╭─ Provided information

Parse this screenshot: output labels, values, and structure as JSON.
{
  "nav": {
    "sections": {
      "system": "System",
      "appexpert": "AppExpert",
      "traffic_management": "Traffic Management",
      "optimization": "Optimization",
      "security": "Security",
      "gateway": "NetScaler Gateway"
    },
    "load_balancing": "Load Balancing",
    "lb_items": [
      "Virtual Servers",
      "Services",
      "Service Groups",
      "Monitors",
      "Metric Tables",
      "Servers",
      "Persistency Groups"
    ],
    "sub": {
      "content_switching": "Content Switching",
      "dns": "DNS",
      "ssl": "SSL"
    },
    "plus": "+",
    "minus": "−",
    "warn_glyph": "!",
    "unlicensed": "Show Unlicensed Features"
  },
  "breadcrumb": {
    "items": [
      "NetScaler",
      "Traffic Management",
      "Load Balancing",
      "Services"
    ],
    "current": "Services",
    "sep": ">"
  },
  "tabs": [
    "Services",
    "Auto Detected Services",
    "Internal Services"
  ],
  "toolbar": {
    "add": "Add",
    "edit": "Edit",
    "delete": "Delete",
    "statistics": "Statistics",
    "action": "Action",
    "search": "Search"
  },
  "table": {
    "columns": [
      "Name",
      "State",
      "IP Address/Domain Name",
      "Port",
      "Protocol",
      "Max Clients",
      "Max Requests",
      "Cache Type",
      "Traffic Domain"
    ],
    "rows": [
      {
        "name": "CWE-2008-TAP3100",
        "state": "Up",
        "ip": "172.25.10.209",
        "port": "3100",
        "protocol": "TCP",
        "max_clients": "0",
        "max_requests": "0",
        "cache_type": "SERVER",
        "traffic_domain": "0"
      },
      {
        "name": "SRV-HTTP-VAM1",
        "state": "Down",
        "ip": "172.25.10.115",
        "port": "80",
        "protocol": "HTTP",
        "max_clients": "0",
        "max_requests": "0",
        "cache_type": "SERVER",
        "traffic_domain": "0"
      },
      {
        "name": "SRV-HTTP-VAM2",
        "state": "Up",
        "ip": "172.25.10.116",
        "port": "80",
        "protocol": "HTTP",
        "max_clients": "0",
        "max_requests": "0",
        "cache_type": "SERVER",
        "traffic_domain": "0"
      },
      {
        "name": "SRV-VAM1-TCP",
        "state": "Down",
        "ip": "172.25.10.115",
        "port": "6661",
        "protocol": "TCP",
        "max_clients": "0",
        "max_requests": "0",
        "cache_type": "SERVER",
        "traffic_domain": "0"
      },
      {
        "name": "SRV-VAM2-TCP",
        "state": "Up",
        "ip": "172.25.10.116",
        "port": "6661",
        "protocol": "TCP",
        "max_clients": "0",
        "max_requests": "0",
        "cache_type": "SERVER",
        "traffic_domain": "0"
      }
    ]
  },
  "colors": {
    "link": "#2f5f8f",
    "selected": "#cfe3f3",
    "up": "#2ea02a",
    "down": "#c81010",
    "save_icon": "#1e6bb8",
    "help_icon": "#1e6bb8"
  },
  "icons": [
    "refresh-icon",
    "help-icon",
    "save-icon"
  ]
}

╰─
╭─ Provided information

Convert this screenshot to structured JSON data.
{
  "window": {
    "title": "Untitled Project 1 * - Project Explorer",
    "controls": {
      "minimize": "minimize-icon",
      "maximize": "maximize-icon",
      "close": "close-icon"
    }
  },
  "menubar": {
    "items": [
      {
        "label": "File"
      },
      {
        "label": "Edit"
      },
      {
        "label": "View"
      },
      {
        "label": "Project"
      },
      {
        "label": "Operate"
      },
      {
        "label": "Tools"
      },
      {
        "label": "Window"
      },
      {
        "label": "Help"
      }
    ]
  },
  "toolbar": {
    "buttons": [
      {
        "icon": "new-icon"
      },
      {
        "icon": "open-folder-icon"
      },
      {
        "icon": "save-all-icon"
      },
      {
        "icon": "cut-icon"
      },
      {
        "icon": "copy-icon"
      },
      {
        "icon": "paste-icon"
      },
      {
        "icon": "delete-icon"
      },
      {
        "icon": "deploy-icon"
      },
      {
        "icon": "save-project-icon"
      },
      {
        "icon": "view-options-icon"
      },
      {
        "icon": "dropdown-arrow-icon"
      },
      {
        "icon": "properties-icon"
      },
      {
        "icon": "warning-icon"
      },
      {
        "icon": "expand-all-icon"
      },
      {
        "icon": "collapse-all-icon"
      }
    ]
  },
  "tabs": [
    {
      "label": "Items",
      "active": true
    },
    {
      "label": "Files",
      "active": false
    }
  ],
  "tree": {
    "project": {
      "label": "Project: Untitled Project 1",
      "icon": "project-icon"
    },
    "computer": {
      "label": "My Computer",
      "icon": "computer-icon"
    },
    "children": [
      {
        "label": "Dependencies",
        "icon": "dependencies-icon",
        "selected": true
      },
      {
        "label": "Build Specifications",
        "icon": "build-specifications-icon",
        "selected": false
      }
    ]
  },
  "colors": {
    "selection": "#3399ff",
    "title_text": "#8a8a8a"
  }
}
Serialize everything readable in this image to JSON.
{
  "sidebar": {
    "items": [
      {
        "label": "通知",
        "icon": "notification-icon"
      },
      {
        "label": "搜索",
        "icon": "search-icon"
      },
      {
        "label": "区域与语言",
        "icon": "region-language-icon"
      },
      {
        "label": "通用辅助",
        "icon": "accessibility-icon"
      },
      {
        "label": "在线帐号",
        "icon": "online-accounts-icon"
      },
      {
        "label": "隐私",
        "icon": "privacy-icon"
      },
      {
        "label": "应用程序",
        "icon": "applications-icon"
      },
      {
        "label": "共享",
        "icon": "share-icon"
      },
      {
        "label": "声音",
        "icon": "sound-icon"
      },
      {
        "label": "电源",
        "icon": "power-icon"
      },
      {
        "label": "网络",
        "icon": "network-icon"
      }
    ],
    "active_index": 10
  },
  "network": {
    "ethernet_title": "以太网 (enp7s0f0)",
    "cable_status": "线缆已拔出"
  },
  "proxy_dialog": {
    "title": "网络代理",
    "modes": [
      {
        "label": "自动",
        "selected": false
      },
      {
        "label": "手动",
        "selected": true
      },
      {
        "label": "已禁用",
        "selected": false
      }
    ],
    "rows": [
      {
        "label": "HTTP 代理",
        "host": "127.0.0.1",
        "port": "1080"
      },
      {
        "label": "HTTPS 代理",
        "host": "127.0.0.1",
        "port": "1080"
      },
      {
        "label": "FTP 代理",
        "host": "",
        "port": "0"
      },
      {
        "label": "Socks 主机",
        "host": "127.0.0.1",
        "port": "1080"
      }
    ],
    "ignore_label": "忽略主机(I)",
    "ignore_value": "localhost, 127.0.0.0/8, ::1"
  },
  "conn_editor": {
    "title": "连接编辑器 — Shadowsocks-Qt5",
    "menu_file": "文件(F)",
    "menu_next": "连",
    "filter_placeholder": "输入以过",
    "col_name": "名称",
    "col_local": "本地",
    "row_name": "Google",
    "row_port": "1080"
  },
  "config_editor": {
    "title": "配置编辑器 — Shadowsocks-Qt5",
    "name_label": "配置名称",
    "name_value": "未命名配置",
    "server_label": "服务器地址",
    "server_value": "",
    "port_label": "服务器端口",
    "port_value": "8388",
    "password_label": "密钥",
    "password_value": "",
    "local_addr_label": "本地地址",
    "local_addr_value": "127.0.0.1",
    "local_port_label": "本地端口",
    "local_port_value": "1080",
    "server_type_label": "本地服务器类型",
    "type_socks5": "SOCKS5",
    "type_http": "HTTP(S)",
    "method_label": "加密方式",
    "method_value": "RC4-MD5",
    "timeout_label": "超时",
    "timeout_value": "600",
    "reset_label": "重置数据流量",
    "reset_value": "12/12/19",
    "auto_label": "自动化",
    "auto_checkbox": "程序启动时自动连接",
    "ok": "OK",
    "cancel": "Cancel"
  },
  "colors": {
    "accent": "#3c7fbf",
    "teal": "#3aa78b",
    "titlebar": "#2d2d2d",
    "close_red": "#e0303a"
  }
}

╰─
╭─ Provided information

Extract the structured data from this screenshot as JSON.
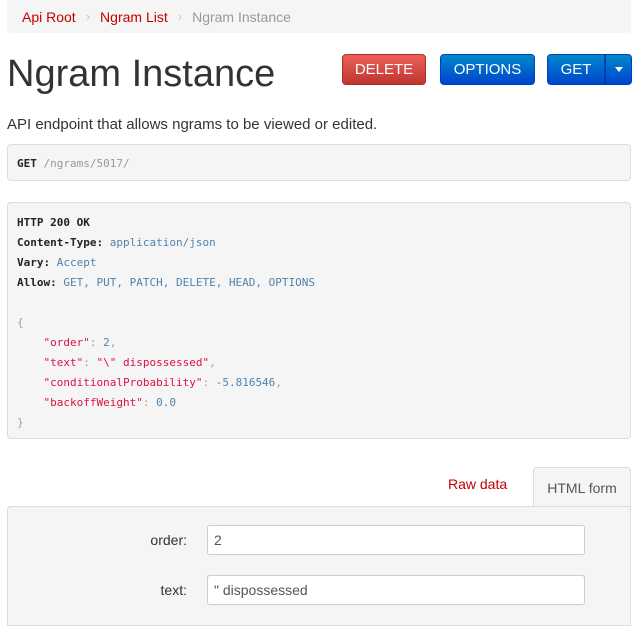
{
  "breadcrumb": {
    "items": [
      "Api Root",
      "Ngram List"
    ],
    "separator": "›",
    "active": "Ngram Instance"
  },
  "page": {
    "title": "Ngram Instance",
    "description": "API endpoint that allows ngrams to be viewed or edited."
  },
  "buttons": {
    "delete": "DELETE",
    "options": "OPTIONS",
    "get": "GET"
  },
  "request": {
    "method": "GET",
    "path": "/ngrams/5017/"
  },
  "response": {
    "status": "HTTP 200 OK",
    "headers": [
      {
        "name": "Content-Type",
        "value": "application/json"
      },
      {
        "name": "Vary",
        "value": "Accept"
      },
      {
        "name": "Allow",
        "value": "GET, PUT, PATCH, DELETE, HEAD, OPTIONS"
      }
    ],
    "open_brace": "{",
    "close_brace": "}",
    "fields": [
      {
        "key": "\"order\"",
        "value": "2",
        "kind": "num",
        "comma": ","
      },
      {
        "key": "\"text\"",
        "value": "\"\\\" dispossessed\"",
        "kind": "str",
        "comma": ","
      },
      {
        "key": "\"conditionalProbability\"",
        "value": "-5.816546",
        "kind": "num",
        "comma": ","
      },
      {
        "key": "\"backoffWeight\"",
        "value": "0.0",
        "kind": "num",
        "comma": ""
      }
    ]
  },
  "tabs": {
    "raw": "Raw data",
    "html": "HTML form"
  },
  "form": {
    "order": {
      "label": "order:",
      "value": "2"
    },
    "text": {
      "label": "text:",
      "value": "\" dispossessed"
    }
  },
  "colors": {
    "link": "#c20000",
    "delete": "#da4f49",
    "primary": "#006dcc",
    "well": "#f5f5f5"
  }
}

╰─

Give every line of the material that includes the string "Balancing".

▶ [Reply to the exercise]
    "load_balancing": "Load Balancing",
      "Load Balancing",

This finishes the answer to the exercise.